• WHAT TO WORK ON
Retype each entry below, keeping every character the same.

· · ·

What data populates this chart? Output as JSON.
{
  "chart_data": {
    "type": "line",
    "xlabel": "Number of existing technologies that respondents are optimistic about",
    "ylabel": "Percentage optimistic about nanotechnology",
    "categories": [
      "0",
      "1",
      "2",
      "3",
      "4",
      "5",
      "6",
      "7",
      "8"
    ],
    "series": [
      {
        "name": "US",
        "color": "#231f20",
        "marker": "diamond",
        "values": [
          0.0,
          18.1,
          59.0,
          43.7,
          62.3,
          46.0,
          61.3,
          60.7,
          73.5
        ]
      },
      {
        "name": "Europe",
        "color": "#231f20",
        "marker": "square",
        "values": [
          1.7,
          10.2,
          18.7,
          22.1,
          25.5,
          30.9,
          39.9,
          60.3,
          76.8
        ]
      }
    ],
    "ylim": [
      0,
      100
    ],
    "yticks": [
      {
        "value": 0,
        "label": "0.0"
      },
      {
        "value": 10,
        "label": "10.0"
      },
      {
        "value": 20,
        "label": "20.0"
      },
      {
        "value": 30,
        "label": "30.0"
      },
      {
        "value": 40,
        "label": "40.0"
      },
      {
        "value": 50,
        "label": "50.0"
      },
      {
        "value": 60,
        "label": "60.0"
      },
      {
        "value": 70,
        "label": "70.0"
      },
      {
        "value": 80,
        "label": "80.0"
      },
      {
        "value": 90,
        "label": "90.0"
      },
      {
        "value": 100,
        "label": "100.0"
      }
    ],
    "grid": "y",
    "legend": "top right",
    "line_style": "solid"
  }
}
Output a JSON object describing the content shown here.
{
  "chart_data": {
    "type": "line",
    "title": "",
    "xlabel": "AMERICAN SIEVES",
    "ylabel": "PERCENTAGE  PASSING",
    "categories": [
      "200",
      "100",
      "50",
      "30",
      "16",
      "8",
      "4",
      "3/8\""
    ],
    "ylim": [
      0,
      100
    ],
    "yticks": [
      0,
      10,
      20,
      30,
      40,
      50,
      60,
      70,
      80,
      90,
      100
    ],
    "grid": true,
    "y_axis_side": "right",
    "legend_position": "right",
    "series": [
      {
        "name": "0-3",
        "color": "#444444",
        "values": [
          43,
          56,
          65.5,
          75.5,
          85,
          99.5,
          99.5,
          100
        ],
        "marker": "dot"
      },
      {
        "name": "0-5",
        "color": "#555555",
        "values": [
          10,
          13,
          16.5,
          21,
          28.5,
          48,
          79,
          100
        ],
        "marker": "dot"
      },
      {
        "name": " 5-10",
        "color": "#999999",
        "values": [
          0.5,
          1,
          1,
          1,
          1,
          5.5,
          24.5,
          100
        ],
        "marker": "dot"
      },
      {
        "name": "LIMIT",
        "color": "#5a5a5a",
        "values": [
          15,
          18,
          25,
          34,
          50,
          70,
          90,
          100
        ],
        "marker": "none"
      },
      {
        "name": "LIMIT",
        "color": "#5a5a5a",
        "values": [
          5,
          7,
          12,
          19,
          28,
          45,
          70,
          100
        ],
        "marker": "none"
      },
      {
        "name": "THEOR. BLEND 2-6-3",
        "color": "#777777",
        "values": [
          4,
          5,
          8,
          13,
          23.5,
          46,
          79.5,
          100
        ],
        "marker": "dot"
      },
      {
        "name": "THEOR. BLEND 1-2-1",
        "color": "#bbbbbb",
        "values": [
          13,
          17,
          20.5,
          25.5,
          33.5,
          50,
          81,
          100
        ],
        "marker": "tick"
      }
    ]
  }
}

· · ·

• SOLUTION TO THE EXERCISE
What data populates this chart? Output as JSON.
{
  "chart_data": {
    "type": "line",
    "xlabel": "Number of existing technologies that respondents are optimistic about",
    "ylabel": "Percentage optimistic about nanotechnology",
    "categories": [
      "0",
      "1",
      "2",
      "3",
      "4",
      "5",
      "6",
      "7",
      "8"
    ],
    "series": [
      {
        "name": "US",
        "color": "#231f20",
        "marker": "diamond",
        "values": [
          0.0,
          18.1,
          59.0,
          43.7,
          62.3,
          46.0,
          61.3,
          60.7,
          73.5
        ]
      },
      {
        "name": "Europe",
        "color": "#231f20",
        "marker": "square",
        "values": [
          1.7,
          10.2,
          18.7,
          22.1,
          25.5,
          30.9,
          39.9,
          60.3,
          76.8
        ]
      }
    ],
    "ylim": [
      0,
      100
    ],
    "yticks": [
      {
        "value": 0,
        "label": "0.0"
      },
      {
        "value": 10,
        "label": "10.0"
      },
      {
        "value": 20,
        "label": "20.0"
      },
      {
        "value": 30,
        "label": "30.0"
      },
      {
        "value": 40,
        "label": "40.0"
      },
      {
        "value": 50,
        "label": "50.0"
      },
      {
        "value": 60,
        "label": "60.0"
      },
      {
        "value": 70,
        "label": "70.0"
      },
      {
        "value": 80,
        "label": "80.0"
      },
      {
        "value": 90,
        "label": "90.0"
      },
      {
        "value": 100,
        "label": "100.0"
      }
    ],
    "grid": "y",
    "legend": "top right",
    "line_style": "solid"
  }
}
Output a JSON object describing the content shown here.
{
  "chart_data": {
    "type": "line",
    "title": "",
    "xlabel": "AMERICAN SIEVES",
    "ylabel": "PERCENTAGE  PASSING",
    "categories": [
      "200",
      "100",
      "50",
      "30",
      "16",
      "8",
      "4",
      "3/8\""
    ],
    "ylim": [
      0,
      100
    ],
    "yticks": [
      0,
      10,
      20,
      30,
      40,
      50,
      60,
      70,
      80,
      90,
      100
    ],
    "grid": true,
    "y_axis_side": "right",
    "legend_position": "right",
    "series": [
      {
        "name": "0-3",
        "color": "#444444",
        "values": [
          43,
          56,
          65.5,
          75.5,
          85,
          99.5,
          99.5,
          100
        ],
        "marker": "dot"
      },
      {
        "name": "0-5",
        "color": "#555555",
        "values": [
          10,
          13,
          16.5,
          21,
          28.5,
          48,
          79,
          100
        ],
        "marker": "dot"
      },
      {
        "name": " 5-10",
        "color": "#999999",
        "values": [
          0.5,
          1,
          1,
          1,
          1,
          5.5,
          24.5,
          100
        ],
        "marker": "dot"
      },
      {
        "name": "LIMIT",
        "color": "#5a5a5a",
        "values": [
          15,
          18,
          25,
          34,
          50,
          70,
          90,
          100
        ],
        "marker": "none"
      },
      {
        "name": "LIMIT",
        "color": "#5a5a5a",
        "values": [
          5,
          7,
          12,
          19,
          28,
          45,
          70,
          100
        ],
        "marker": "none"
      },
      {
        "name": "THEOR. BLEND 2-6-3",
        "color": "#777777",
        "values": [
          4,
          5,
          8,
          13,
          23.5,
          46,
          79.5,
          100
        ],
        "marker": "dot"
      },
      {
        "name": "THEOR. BLEND 1-2-1",
        "color": "#bbbbbb",
        "values": [
          13,
          17,
          20.5,
          25.5,
          33.5,
          50,
          81,
          100
        ],
        "marker": "tick"
      }
    ]
  }
}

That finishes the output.